Excerpts from a figure dataset:
[Start]
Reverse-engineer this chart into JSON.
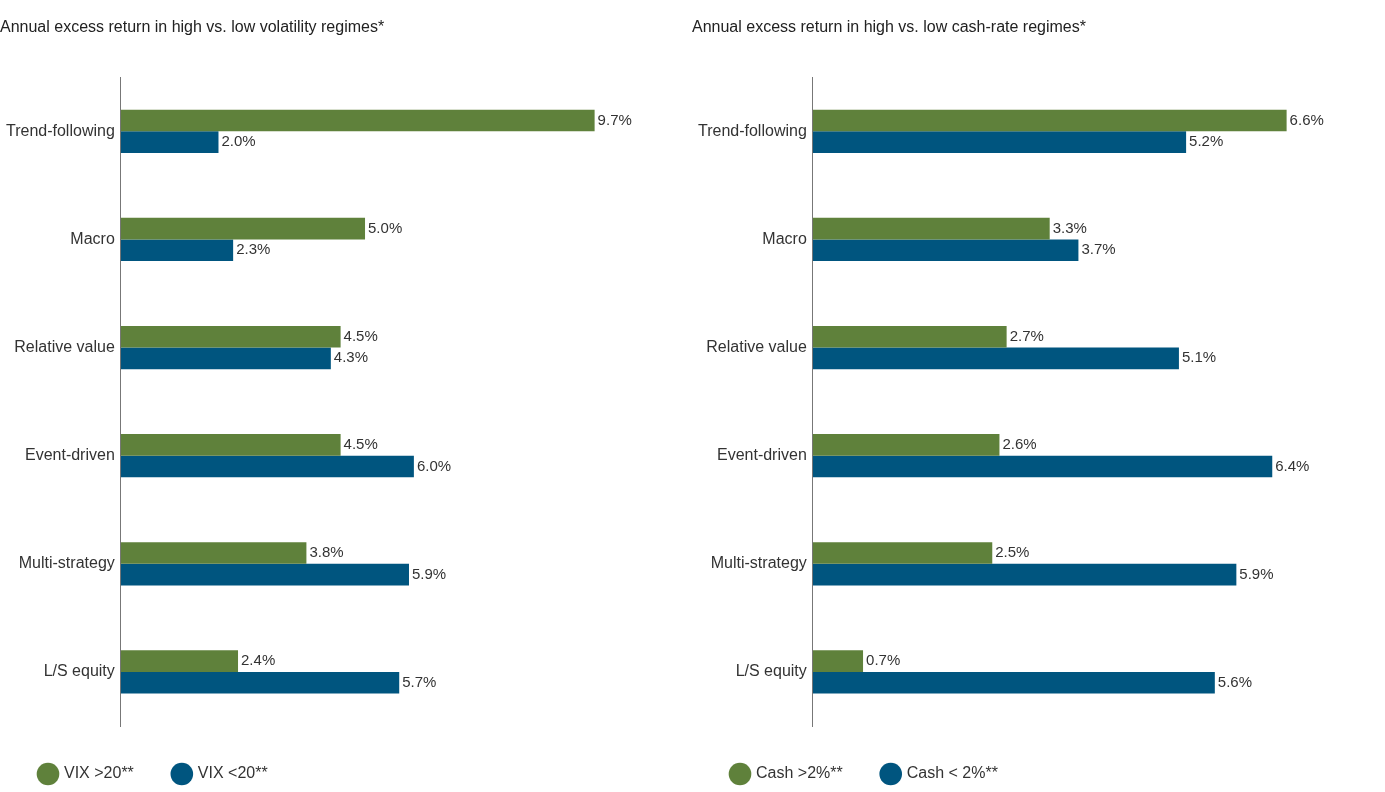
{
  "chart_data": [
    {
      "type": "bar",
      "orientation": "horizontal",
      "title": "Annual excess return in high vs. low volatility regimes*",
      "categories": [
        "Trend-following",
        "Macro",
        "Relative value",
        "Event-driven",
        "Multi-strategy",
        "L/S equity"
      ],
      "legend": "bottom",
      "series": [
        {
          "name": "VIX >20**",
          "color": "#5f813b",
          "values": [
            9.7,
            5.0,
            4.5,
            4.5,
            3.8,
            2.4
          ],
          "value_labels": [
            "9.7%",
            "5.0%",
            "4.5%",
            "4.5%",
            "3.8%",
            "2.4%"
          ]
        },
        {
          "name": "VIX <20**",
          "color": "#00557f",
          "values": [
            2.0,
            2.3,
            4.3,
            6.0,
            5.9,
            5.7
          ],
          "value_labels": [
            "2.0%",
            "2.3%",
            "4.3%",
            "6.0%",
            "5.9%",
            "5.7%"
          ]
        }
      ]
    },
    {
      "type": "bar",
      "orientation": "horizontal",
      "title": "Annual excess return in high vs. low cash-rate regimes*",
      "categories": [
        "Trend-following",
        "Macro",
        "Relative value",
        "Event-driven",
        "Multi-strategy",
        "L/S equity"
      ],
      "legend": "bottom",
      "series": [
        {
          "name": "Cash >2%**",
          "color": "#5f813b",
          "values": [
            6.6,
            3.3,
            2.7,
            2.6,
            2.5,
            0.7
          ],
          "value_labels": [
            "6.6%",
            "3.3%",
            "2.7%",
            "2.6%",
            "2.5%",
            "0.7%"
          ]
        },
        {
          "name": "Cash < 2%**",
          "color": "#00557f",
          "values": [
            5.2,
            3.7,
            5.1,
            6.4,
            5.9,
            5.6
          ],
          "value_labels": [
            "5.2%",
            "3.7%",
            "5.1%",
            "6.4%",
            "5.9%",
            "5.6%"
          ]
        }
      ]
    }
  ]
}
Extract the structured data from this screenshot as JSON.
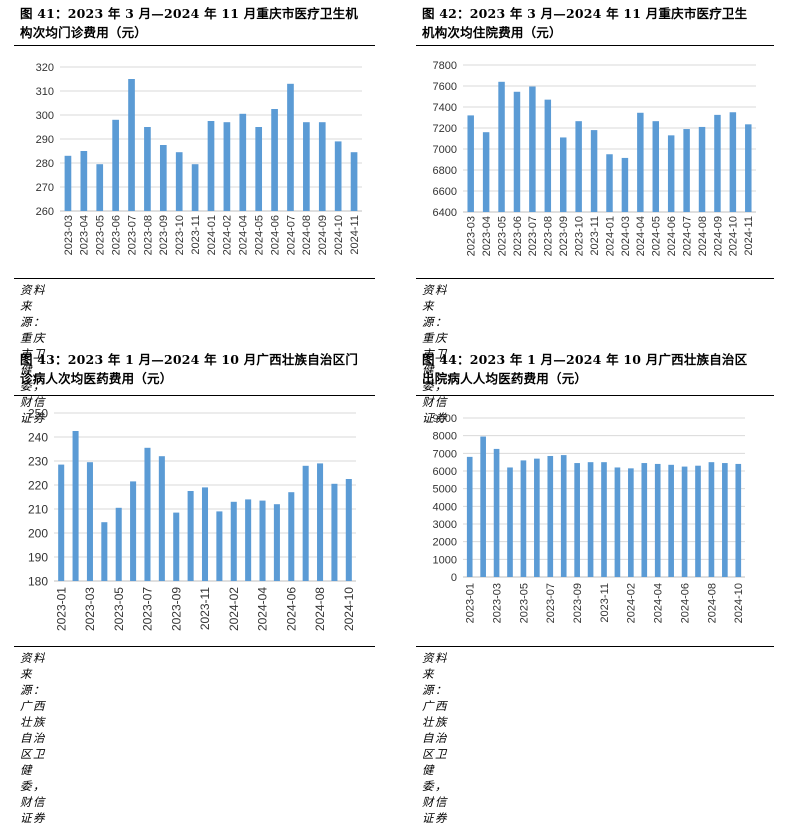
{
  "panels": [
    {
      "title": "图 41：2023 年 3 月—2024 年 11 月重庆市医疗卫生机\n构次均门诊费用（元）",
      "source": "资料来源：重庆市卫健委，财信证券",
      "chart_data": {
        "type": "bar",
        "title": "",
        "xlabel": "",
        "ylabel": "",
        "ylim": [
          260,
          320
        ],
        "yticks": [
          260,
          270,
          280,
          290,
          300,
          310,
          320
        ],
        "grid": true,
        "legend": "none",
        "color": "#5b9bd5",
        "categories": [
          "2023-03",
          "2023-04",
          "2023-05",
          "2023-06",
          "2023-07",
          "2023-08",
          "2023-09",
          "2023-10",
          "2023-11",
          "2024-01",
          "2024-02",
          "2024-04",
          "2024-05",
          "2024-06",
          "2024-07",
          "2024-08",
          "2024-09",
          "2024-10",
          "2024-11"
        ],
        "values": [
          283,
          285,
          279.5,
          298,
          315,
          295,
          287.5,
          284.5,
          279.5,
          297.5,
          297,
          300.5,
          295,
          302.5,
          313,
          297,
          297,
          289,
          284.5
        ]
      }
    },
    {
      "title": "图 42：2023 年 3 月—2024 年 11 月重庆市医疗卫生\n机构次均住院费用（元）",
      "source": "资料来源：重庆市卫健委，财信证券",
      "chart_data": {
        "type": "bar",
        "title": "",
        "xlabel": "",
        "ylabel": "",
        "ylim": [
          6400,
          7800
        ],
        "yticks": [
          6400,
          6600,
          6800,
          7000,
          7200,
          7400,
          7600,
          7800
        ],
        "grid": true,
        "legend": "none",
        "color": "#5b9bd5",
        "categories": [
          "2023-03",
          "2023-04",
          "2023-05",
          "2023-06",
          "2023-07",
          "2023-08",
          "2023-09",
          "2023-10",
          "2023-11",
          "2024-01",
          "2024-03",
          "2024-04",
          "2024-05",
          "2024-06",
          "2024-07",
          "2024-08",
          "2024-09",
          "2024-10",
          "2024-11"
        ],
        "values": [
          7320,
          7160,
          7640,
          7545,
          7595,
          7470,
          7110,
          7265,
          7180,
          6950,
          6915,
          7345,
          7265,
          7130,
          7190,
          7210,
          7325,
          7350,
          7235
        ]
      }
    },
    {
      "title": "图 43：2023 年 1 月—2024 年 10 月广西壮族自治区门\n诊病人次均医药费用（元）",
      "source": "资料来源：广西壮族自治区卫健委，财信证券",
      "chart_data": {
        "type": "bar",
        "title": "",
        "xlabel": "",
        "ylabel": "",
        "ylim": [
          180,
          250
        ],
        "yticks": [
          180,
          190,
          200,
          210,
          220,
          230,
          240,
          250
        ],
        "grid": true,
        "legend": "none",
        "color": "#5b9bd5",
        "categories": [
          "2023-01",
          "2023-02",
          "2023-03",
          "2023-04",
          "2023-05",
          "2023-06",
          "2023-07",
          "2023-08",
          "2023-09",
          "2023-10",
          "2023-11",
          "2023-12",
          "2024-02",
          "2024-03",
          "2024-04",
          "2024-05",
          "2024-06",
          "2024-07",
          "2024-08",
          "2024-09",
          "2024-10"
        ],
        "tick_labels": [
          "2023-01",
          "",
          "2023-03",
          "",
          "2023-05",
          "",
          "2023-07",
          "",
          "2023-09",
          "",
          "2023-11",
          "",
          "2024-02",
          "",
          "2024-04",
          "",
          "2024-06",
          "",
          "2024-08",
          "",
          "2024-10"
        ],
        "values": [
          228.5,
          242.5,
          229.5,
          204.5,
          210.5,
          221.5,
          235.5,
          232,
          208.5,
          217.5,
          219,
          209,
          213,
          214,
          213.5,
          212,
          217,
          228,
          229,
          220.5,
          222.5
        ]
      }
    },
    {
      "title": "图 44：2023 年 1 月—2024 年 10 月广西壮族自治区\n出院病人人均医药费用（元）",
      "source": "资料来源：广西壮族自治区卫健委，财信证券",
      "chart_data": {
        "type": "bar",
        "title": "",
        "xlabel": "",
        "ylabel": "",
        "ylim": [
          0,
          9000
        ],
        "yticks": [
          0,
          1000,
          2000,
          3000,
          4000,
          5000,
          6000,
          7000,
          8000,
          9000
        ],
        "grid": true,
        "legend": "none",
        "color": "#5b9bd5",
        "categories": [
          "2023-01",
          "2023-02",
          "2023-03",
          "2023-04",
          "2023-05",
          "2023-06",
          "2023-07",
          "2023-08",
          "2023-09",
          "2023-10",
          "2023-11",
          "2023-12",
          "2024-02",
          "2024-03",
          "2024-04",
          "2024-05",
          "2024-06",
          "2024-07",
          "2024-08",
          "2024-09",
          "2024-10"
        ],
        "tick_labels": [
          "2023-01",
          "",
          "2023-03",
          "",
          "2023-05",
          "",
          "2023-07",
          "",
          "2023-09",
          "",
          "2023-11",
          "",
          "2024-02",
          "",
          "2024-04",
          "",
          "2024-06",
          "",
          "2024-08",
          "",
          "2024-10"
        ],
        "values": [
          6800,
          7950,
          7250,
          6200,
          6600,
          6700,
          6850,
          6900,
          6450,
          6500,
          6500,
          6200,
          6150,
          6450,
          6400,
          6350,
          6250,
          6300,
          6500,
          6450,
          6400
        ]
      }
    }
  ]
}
[End]
Exercise →
Repeat the data in full and exactly. Omit pictures.

Exercise response →
Reverse-engineer this chart into JSON.
{
  "chart_data": [
    {
      "type": "bar",
      "orientation": "horizontal",
      "title": "Annual excess return in high vs. low volatility regimes*",
      "categories": [
        "Trend-following",
        "Macro",
        "Relative value",
        "Event-driven",
        "Multi-strategy",
        "L/S equity"
      ],
      "legend": "bottom",
      "series": [
        {
          "name": "VIX >20**",
          "color": "#5f813b",
          "values": [
            9.7,
            5.0,
            4.5,
            4.5,
            3.8,
            2.4
          ],
          "value_labels": [
            "9.7%",
            "5.0%",
            "4.5%",
            "4.5%",
            "3.8%",
            "2.4%"
          ]
        },
        {
          "name": "VIX <20**",
          "color": "#00557f",
          "values": [
            2.0,
            2.3,
            4.3,
            6.0,
            5.9,
            5.7
          ],
          "value_labels": [
            "2.0%",
            "2.3%",
            "4.3%",
            "6.0%",
            "5.9%",
            "5.7%"
          ]
        }
      ]
    },
    {
      "type": "bar",
      "orientation": "horizontal",
      "title": "Annual excess return in high vs. low cash-rate regimes*",
      "categories": [
        "Trend-following",
        "Macro",
        "Relative value",
        "Event-driven",
        "Multi-strategy",
        "L/S equity"
      ],
      "legend": "bottom",
      "series": [
        {
          "name": "Cash >2%**",
          "color": "#5f813b",
          "values": [
            6.6,
            3.3,
            2.7,
            2.6,
            2.5,
            0.7
          ],
          "value_labels": [
            "6.6%",
            "3.3%",
            "2.7%",
            "2.6%",
            "2.5%",
            "0.7%"
          ]
        },
        {
          "name": "Cash < 2%**",
          "color": "#00557f",
          "values": [
            5.2,
            3.7,
            5.1,
            6.4,
            5.9,
            5.6
          ],
          "value_labels": [
            "5.2%",
            "3.7%",
            "5.1%",
            "6.4%",
            "5.9%",
            "5.6%"
          ]
        }
      ]
    }
  ]
}
Extract the structured data from this screenshot as JSON.
{
  "panels": [
    {
      "title": "图 41：2023 年 3 月—2024 年 11 月重庆市医疗卫生机\n构次均门诊费用（元）",
      "source": "资料来源：重庆市卫健委，财信证券",
      "chart_data": {
        "type": "bar",
        "title": "",
        "xlabel": "",
        "ylabel": "",
        "ylim": [
          260,
          320
        ],
        "yticks": [
          260,
          270,
          280,
          290,
          300,
          310,
          320
        ],
        "grid": true,
        "legend": "none",
        "color": "#5b9bd5",
        "categories": [
          "2023-03",
          "2023-04",
          "2023-05",
          "2023-06",
          "2023-07",
          "2023-08",
          "2023-09",
          "2023-10",
          "2023-11",
          "2024-01",
          "2024-02",
          "2024-04",
          "2024-05",
          "2024-06",
          "2024-07",
          "2024-08",
          "2024-09",
          "2024-10",
          "2024-11"
        ],
        "values": [
          283,
          285,
          279.5,
          298,
          315,
          295,
          287.5,
          284.5,
          279.5,
          297.5,
          297,
          300.5,
          295,
          302.5,
          313,
          297,
          297,
          289,
          284.5
        ]
      }
    },
    {
      "title": "图 42：2023 年 3 月—2024 年 11 月重庆市医疗卫生\n机构次均住院费用（元）",
      "source": "资料来源：重庆市卫健委，财信证券",
      "chart_data": {
        "type": "bar",
        "title": "",
        "xlabel": "",
        "ylabel": "",
        "ylim": [
          6400,
          7800
        ],
        "yticks": [
          6400,
          6600,
          6800,
          7000,
          7200,
          7400,
          7600,
          7800
        ],
        "grid": true,
        "legend": "none",
        "color": "#5b9bd5",
        "categories": [
          "2023-03",
          "2023-04",
          "2023-05",
          "2023-06",
          "2023-07",
          "2023-08",
          "2023-09",
          "2023-10",
          "2023-11",
          "2024-01",
          "2024-03",
          "2024-04",
          "2024-05",
          "2024-06",
          "2024-07",
          "2024-08",
          "2024-09",
          "2024-10",
          "2024-11"
        ],
        "values": [
          7320,
          7160,
          7640,
          7545,
          7595,
          7470,
          7110,
          7265,
          7180,
          6950,
          6915,
          7345,
          7265,
          7130,
          7190,
          7210,
          7325,
          7350,
          7235
        ]
      }
    },
    {
      "title": "图 43：2023 年 1 月—2024 年 10 月广西壮族自治区门\n诊病人次均医药费用（元）",
      "source": "资料来源：广西壮族自治区卫健委，财信证券",
      "chart_data": {
        "type": "bar",
        "title": "",
        "xlabel": "",
        "ylabel": "",
        "ylim": [
          180,
          250
        ],
        "yticks": [
          180,
          190,
          200,
          210,
          220,
          230,
          240,
          250
        ],
        "grid": true,
        "legend": "none",
        "color": "#5b9bd5",
        "categories": [
          "2023-01",
          "2023-02",
          "2023-03",
          "2023-04",
          "2023-05",
          "2023-06",
          "2023-07",
          "2023-08",
          "2023-09",
          "2023-10",
          "2023-11",
          "2023-12",
          "2024-02",
          "2024-03",
          "2024-04",
          "2024-05",
          "2024-06",
          "2024-07",
          "2024-08",
          "2024-09",
          "2024-10"
        ],
        "tick_labels": [
          "2023-01",
          "",
          "2023-03",
          "",
          "2023-05",
          "",
          "2023-07",
          "",
          "2023-09",
          "",
          "2023-11",
          "",
          "2024-02",
          "",
          "2024-04",
          "",
          "2024-06",
          "",
          "2024-08",
          "",
          "2024-10"
        ],
        "values": [
          228.5,
          242.5,
          229.5,
          204.5,
          210.5,
          221.5,
          235.5,
          232,
          208.5,
          217.5,
          219,
          209,
          213,
          214,
          213.5,
          212,
          217,
          228,
          229,
          220.5,
          222.5
        ]
      }
    },
    {
      "title": "图 44：2023 年 1 月—2024 年 10 月广西壮族自治区\n出院病人人均医药费用（元）",
      "source": "资料来源：广西壮族自治区卫健委，财信证券",
      "chart_data": {
        "type": "bar",
        "title": "",
        "xlabel": "",
        "ylabel": "",
        "ylim": [
          0,
          9000
        ],
        "yticks": [
          0,
          1000,
          2000,
          3000,
          4000,
          5000,
          6000,
          7000,
          8000,
          9000
        ],
        "grid": true,
        "legend": "none",
        "color": "#5b9bd5",
        "categories": [
          "2023-01",
          "2023-02",
          "2023-03",
          "2023-04",
          "2023-05",
          "2023-06",
          "2023-07",
          "2023-08",
          "2023-09",
          "2023-10",
          "2023-11",
          "2023-12",
          "2024-02",
          "2024-03",
          "2024-04",
          "2024-05",
          "2024-06",
          "2024-07",
          "2024-08",
          "2024-09",
          "2024-10"
        ],
        "tick_labels": [
          "2023-01",
          "",
          "2023-03",
          "",
          "2023-05",
          "",
          "2023-07",
          "",
          "2023-09",
          "",
          "2023-11",
          "",
          "2024-02",
          "",
          "2024-04",
          "",
          "2024-06",
          "",
          "2024-08",
          "",
          "2024-10"
        ],
        "values": [
          6800,
          7950,
          7250,
          6200,
          6600,
          6700,
          6850,
          6900,
          6450,
          6500,
          6500,
          6200,
          6150,
          6450,
          6400,
          6350,
          6250,
          6300,
          6500,
          6450,
          6400
        ]
      }
    }
  ]
}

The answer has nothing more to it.